--- Start of RECORDS FOR THE TASK ---

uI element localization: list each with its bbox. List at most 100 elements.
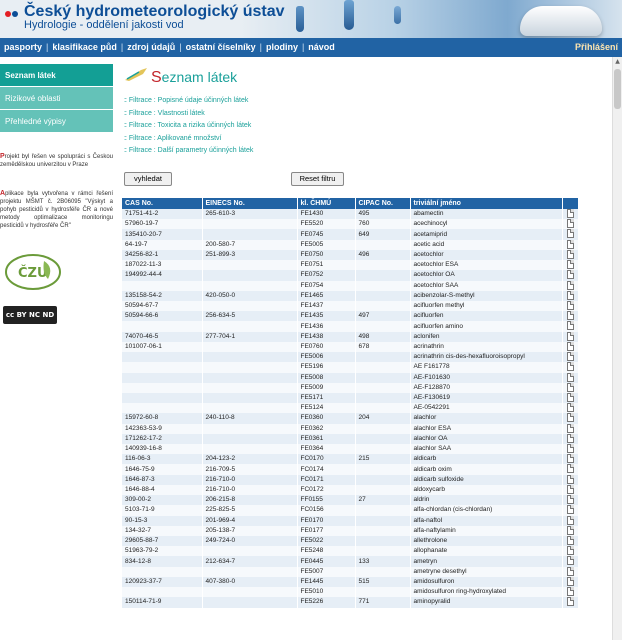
document-icon[interactable] [566, 433, 574, 443]
table-row[interactable]: 135158-54-2 420-050-0 FE1465 acibenzolar-S-… [122, 290, 579, 301]
table-row[interactable]: 120923-37-7 407-380-0 FE1445 515 amidosulfur… [122, 576, 579, 588]
table-row[interactable]: 194992-44-4 FE0752 acetochlor OA [122, 270, 579, 281]
document-icon[interactable] [566, 587, 574, 597]
czu-logo-icon[interactable]: ČZU [4, 253, 62, 291]
document-icon[interactable] [566, 392, 574, 402]
document-icon[interactable] [566, 362, 574, 372]
nav-item[interactable]: klasifikace půd [52, 42, 117, 52]
sidebar-item-substances[interactable]: Seznam látek [0, 64, 113, 87]
document-icon[interactable] [566, 300, 574, 310]
document-icon[interactable] [566, 454, 574, 464]
table-row[interactable]: 1646-87-3 216-710-0 FC0171 aldicarb sulfoxi… [122, 474, 579, 485]
scroll-up-arrow-icon[interactable]: ▲ [613, 57, 622, 67]
table-row[interactable]: 50594-66-6 256-634-5 FE1435 497 acifluorfen [122, 311, 579, 322]
table-row[interactable]: 74070-46-5 277-704-1 FE1438 498 aclonifen [122, 331, 579, 342]
login-link[interactable]: Přihlášení [575, 42, 618, 52]
table-row[interactable]: 116-06-3 204-123-2 FC0170 215 aldicarb [122, 454, 579, 465]
cc-license-icon[interactable]: cc BY NC ND [3, 306, 57, 324]
column-header-chmu-class[interactable]: kl. ČHMÚ [297, 198, 356, 209]
filter-link-descriptive[interactable]: :: Filtrace : Popisné údaje účinných láte… [124, 97, 424, 110]
table-row[interactable]: 57960-19-7 FE5520 760 acechinocyl [122, 219, 579, 230]
scroll-thumb[interactable] [614, 69, 621, 109]
table-row[interactable]: 5103-71-9 225-825-5 FC0156 alfa-chlordan (c… [122, 505, 579, 516]
document-icon[interactable] [566, 229, 574, 239]
nav-item[interactable]: plodiny [266, 42, 298, 52]
filter-link-toxicity[interactable]: :: Filtrace : Toxicita a rizika účinných … [124, 122, 424, 135]
table-row[interactable]: FE5008 AE-F101630 [122, 372, 579, 383]
document-icon[interactable] [566, 321, 574, 331]
nav-item[interactable]: ostatní číselníky [186, 42, 256, 52]
document-icon[interactable] [566, 566, 574, 576]
table-row[interactable]: 90-15-3 201-969-4 FE0170 alfa-naftol [122, 515, 579, 526]
nav-item[interactable]: návod [308, 42, 335, 52]
document-icon[interactable] [566, 546, 574, 556]
document-icon[interactable] [566, 576, 574, 586]
document-icon[interactable] [566, 239, 574, 249]
filter-link-applied-amount[interactable]: :: Filtrace : Aplikované množství [124, 135, 424, 148]
table-row[interactable]: FE1436 acifluorfen amino [122, 321, 579, 332]
table-row[interactable]: 101007-06-1 FE0760 678 acrinathrin [122, 341, 579, 353]
nav-item[interactable]: zdroj údajů [127, 42, 175, 52]
document-icon[interactable] [566, 536, 574, 545]
table-row[interactable]: 142363-53-9 FE0362 alachlor ESA [122, 423, 579, 434]
document-icon[interactable] [566, 515, 574, 525]
table-row[interactable]: 29605-88-7 249-724-0 FE5022 allethrolone [122, 536, 579, 547]
table-row[interactable]: FE5010 amidosulfuron ring-hydroxylated [122, 587, 579, 598]
document-icon[interactable] [566, 352, 574, 362]
column-header-trivial-name[interactable]: triviální jméno [410, 198, 563, 209]
table-row[interactable]: 135410-20-7 FE0745 649 acetamiprid [122, 229, 579, 240]
document-icon[interactable] [566, 597, 574, 607]
table-row[interactable]: FE0754 acetochlor SAA [122, 280, 579, 291]
table-row[interactable]: 150114-71-9 FE5226 771 aminopyralid [122, 597, 579, 608]
filter-link-other-params[interactable]: :: Filtrace : Další parametry účinných lá… [124, 147, 424, 160]
document-icon[interactable] [566, 444, 574, 454]
sidebar-item-risk-areas[interactable]: Rizikové oblasti [0, 87, 113, 110]
table-row[interactable]: FE5196 AE F161778 [122, 362, 579, 373]
document-icon[interactable] [566, 280, 574, 290]
document-icon[interactable] [566, 219, 574, 229]
document-icon[interactable] [566, 484, 574, 494]
table-row[interactable]: FE5007 ametryne desethyl [122, 566, 579, 577]
reset-filter-button[interactable]: Reset filtru [291, 172, 344, 186]
search-button[interactable]: vyhledat [124, 172, 172, 186]
table-row[interactable]: 140939-16-8 FE0364 alachlor SAA [122, 444, 579, 455]
table-row[interactable]: 1646-75-9 216-709-5 FC0174 aldicarb oxim [122, 464, 579, 475]
table-row[interactable]: 1646-88-4 216-710-0 FC0172 aldoxycarb [122, 484, 579, 496]
table-row[interactable]: 51963-79-2 FE5248 allophanate [122, 546, 579, 557]
document-icon[interactable] [566, 311, 574, 321]
document-icon[interactable] [566, 556, 574, 566]
column-header-einecs[interactable]: EINECS No. [202, 198, 298, 209]
document-icon[interactable] [566, 495, 574, 505]
column-header-cas[interactable]: CAS No. [122, 198, 203, 209]
table-row[interactable]: FE5124 AE-0542291 [122, 403, 579, 414]
table-row[interactable]: FE5171 AE-F130619 [122, 392, 579, 404]
table-row[interactable]: 15972-60-8 240-110-8 FE0360 204 alachlor [122, 413, 579, 424]
sidebar-item-overviews[interactable]: Přehledné výpisy [0, 110, 113, 133]
document-icon[interactable] [566, 525, 574, 535]
document-icon[interactable] [566, 413, 574, 423]
table-row[interactable]: 34256-82-1 251-899-3 FE0750 496 acetochlor [122, 249, 579, 261]
table-row[interactable]: 187022-11-3 FE0751 acetochlor ESA [122, 260, 579, 271]
table-row[interactable]: 171262-17-2 FE0361 alachlor OA [122, 433, 579, 445]
document-icon[interactable] [566, 260, 574, 270]
document-icon[interactable] [566, 372, 574, 382]
nav-item[interactable]: pasporty [4, 42, 42, 52]
document-icon[interactable] [566, 270, 574, 280]
table-row[interactable]: 134-32-7 205-138-7 FE0177 alfa-naftylamin [122, 525, 579, 536]
document-icon[interactable] [566, 209, 574, 218]
table-row[interactable]: 71751-41-2 265-610-3 FE1430 495 abamectin [122, 209, 579, 220]
document-icon[interactable] [566, 505, 574, 515]
document-icon[interactable] [566, 341, 574, 351]
document-icon[interactable] [566, 464, 574, 474]
document-icon[interactable] [566, 423, 574, 433]
table-row[interactable]: FE5006 acrinathrin cis-des-hexafluoroisop… [122, 352, 579, 363]
document-icon[interactable] [566, 249, 574, 259]
document-icon[interactable] [566, 382, 574, 392]
document-icon[interactable] [566, 290, 574, 300]
table-row[interactable]: FE5009 AE-F128870 [122, 382, 579, 393]
table-row[interactable]: 64-19-7 200-580-7 FE5005 acetic acid [122, 239, 579, 250]
table-row[interactable]: 834-12-8 212-634-7 FE0445 133 ametryn [122, 556, 579, 567]
document-icon[interactable] [566, 474, 574, 484]
filter-link-properties[interactable]: :: Filtrace : Vlastnosti látek [124, 110, 424, 123]
page-scrollbar[interactable]: ▲ [612, 57, 622, 640]
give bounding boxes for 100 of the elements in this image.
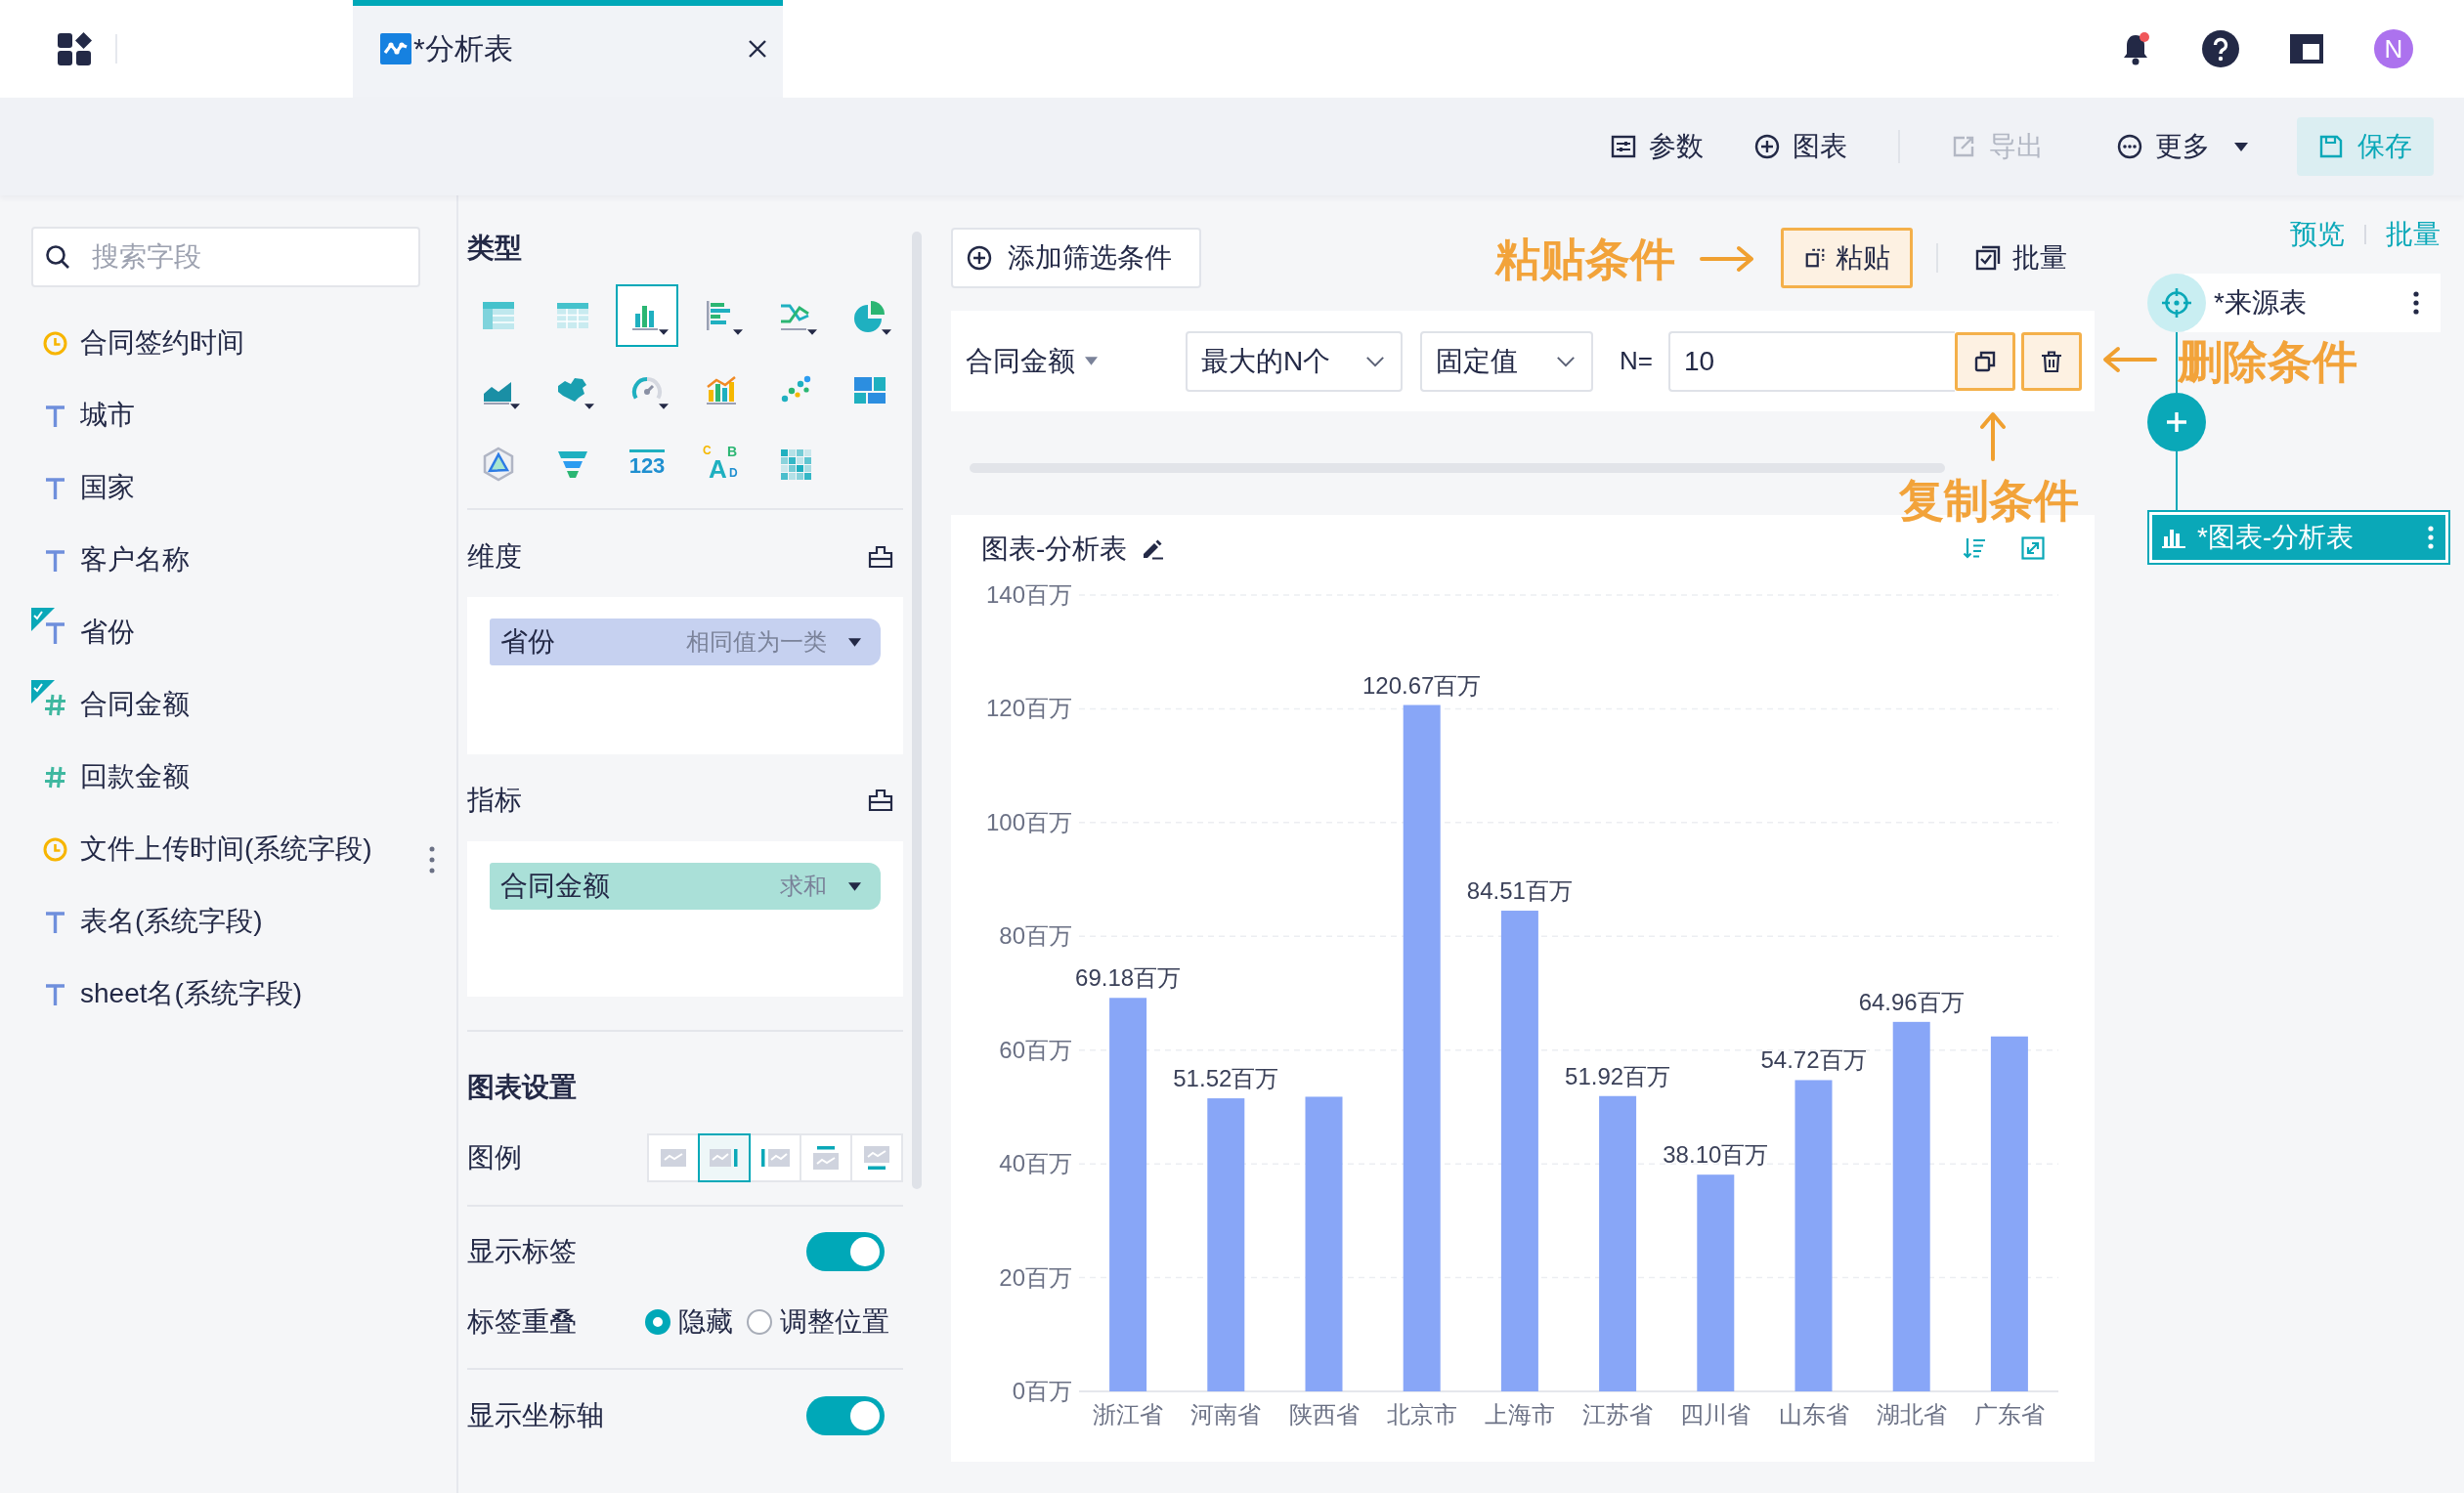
chart-title: 图表-分析表 xyxy=(981,533,1128,566)
close-icon[interactable] xyxy=(748,39,767,59)
left-arrow-icon xyxy=(2101,345,2158,374)
field-item[interactable]: 客户名称 xyxy=(31,524,456,596)
field-item[interactable]: 城市 xyxy=(31,379,456,451)
axis-label: 北京市 xyxy=(1386,1401,1457,1428)
caret-down-icon[interactable] xyxy=(848,637,861,647)
field-item[interactable]: 省份 xyxy=(31,596,456,668)
toolbox-icon[interactable] xyxy=(868,545,893,569)
field-pill[interactable]: 省份 相同值为一类 xyxy=(490,619,881,665)
axis-label: 80百万 xyxy=(999,922,1072,950)
n-input-field[interactable]: 10 xyxy=(1667,330,1955,392)
more-vertical-icon[interactable] xyxy=(2413,291,2419,315)
axis-label: 0百万 xyxy=(1012,1378,1072,1404)
caret-down-icon[interactable] xyxy=(848,881,861,891)
dashed-box-icon xyxy=(1803,247,1826,269)
text-type-icon xyxy=(43,909,67,934)
radio-label[interactable]: 隐藏 xyxy=(678,1303,733,1341)
field-item[interactable]: sheet名(系统字段) xyxy=(31,958,456,1030)
trash-icon xyxy=(2039,349,2063,373)
paste-button[interactable]: 粘贴 xyxy=(1781,228,1913,288)
more-circle-icon xyxy=(2117,134,2142,159)
field-dropdown[interactable]: 合同金额 xyxy=(966,342,1186,380)
connector-line xyxy=(2176,332,2178,393)
help-icon[interactable] xyxy=(2202,30,2239,67)
text-type-icon xyxy=(43,403,67,428)
document-tab[interactable]: *分析表 xyxy=(353,0,783,98)
drag-handle-icon[interactable] xyxy=(428,845,436,874)
n-label: N= xyxy=(1620,346,1653,376)
section-heading: 类型 xyxy=(467,232,522,265)
caret-down-icon xyxy=(1085,357,1098,365)
annotation-label: 复制条件 xyxy=(1899,475,2079,526)
field-item[interactable]: 合同金额 xyxy=(31,668,456,741)
apps-grid-icon[interactable] xyxy=(58,31,93,66)
data-label: 38.10百万 xyxy=(1663,1141,1769,1169)
edit-icon[interactable] xyxy=(1141,538,1165,560)
data-label: 120.67百万 xyxy=(1362,671,1482,699)
toggle-switch[interactable] xyxy=(806,1232,885,1271)
text-type-icon xyxy=(43,547,67,573)
text-type-icon xyxy=(43,475,67,500)
hash-icon xyxy=(43,692,67,717)
axis-label: 河南省 xyxy=(1190,1401,1262,1428)
axis-label: 40百万 xyxy=(999,1150,1072,1177)
setting-label: 图例 xyxy=(467,1141,522,1174)
value-type-select[interactable]: 固定值 xyxy=(1420,330,1593,392)
annotation-label: 粘贴条件 xyxy=(1495,234,1675,284)
add-filter-button[interactable]: 添加筛选条件 xyxy=(951,228,1201,288)
plus-circle-icon xyxy=(967,245,992,271)
legend-position-button[interactable] xyxy=(698,1133,751,1182)
search-icon xyxy=(45,244,70,270)
toolbox-icon[interactable] xyxy=(868,789,893,812)
field-item[interactable]: 国家 xyxy=(31,451,456,524)
axis-label: 20百万 xyxy=(999,1263,1072,1291)
sliders-icon xyxy=(1611,134,1636,159)
chevron-down-icon xyxy=(1556,355,1576,367)
data-label: 69.18百万 xyxy=(1075,964,1182,992)
copy-button[interactable] xyxy=(1954,331,2015,391)
drop-zone[interactable]: 省份 相同值为一类 xyxy=(467,597,903,754)
radio-button[interactable] xyxy=(645,1309,670,1335)
checkbox-icon xyxy=(1975,245,2001,271)
copy-icon xyxy=(1972,349,1997,373)
chart-type-button[interactable] xyxy=(616,284,678,347)
add-node-button[interactable] xyxy=(2147,393,2206,451)
annotation-label: 删除条件 xyxy=(2178,336,2357,387)
axis-label: 120百万 xyxy=(985,695,1072,722)
connector-line xyxy=(2176,451,2178,510)
axis-label: 四川省 xyxy=(1680,1401,1751,1428)
field-item[interactable]: 文件上传时间(系统字段) xyxy=(31,813,456,885)
source-node[interactable]: *来源表 xyxy=(2184,274,2441,332)
expand-icon[interactable] xyxy=(2021,536,2045,560)
chevron-down-icon xyxy=(1365,355,1385,367)
data-label: 51.52百万 xyxy=(1173,1065,1279,1092)
radio-label[interactable]: 调整位置 xyxy=(780,1303,889,1341)
plus-icon xyxy=(2165,410,2188,434)
more-button[interactable]: 更多 xyxy=(2117,117,2248,176)
axis-label: 山东省 xyxy=(1778,1401,1849,1428)
toggle-switch[interactable] xyxy=(806,1396,885,1435)
hash-icon xyxy=(43,764,67,789)
pill-field-name: 合同金额 xyxy=(500,870,610,903)
up-arrow-icon xyxy=(1978,410,2008,461)
field-pill[interactable]: 合同金额 求和 xyxy=(490,863,881,910)
delete-button[interactable] xyxy=(2020,331,2082,391)
drop-zone[interactable]: 合同金额 求和 xyxy=(467,841,903,997)
axis-label: 湖北省 xyxy=(1876,1401,1947,1428)
right-arrow-icon xyxy=(1699,244,1755,274)
data-label: 54.72百万 xyxy=(1760,1046,1867,1074)
rule-select[interactable]: 最大的N个 xyxy=(1186,330,1403,392)
axis-label: 140百万 xyxy=(985,581,1072,608)
add-chart-button[interactable]: 图表 xyxy=(1754,117,1847,176)
clock-icon xyxy=(43,330,67,356)
batch-button[interactable]: 批量 xyxy=(1975,239,2067,277)
sort-icon[interactable] xyxy=(1963,536,1986,560)
line-chart-icon xyxy=(380,33,411,64)
field-item[interactable]: 表名(系统字段) xyxy=(31,885,456,958)
layout-icon[interactable] xyxy=(2290,34,2323,64)
parameters-button[interactable]: 参数 xyxy=(1611,117,1704,176)
field-item[interactable]: 回款金额 xyxy=(31,741,456,813)
plus-circle-icon xyxy=(1754,134,1780,159)
field-item[interactable]: 合同签约时间 xyxy=(31,307,456,379)
radio-button[interactable] xyxy=(747,1309,772,1335)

--- End of RECORDS FOR THE TASK ---

INSTRUCTIONS FOR THE TASK: Transcribe the lines from the line containing "document-icon[interactable] [566, 433, 574, 443]" to the line containing "table-row[interactable]: 120923-37-7 407-380-0", including both of those lines.

RESULT OF THE TASK:
document-icon[interactable] [566, 433, 574, 443]
table-row[interactable]: 135158-54-2 420-050-0 FE1465 acibenzolar-S-… [122, 290, 579, 301]
table-row[interactable]: 120923-37-7 407-380-0 FE1445 515 amidosulfur… [122, 576, 579, 588]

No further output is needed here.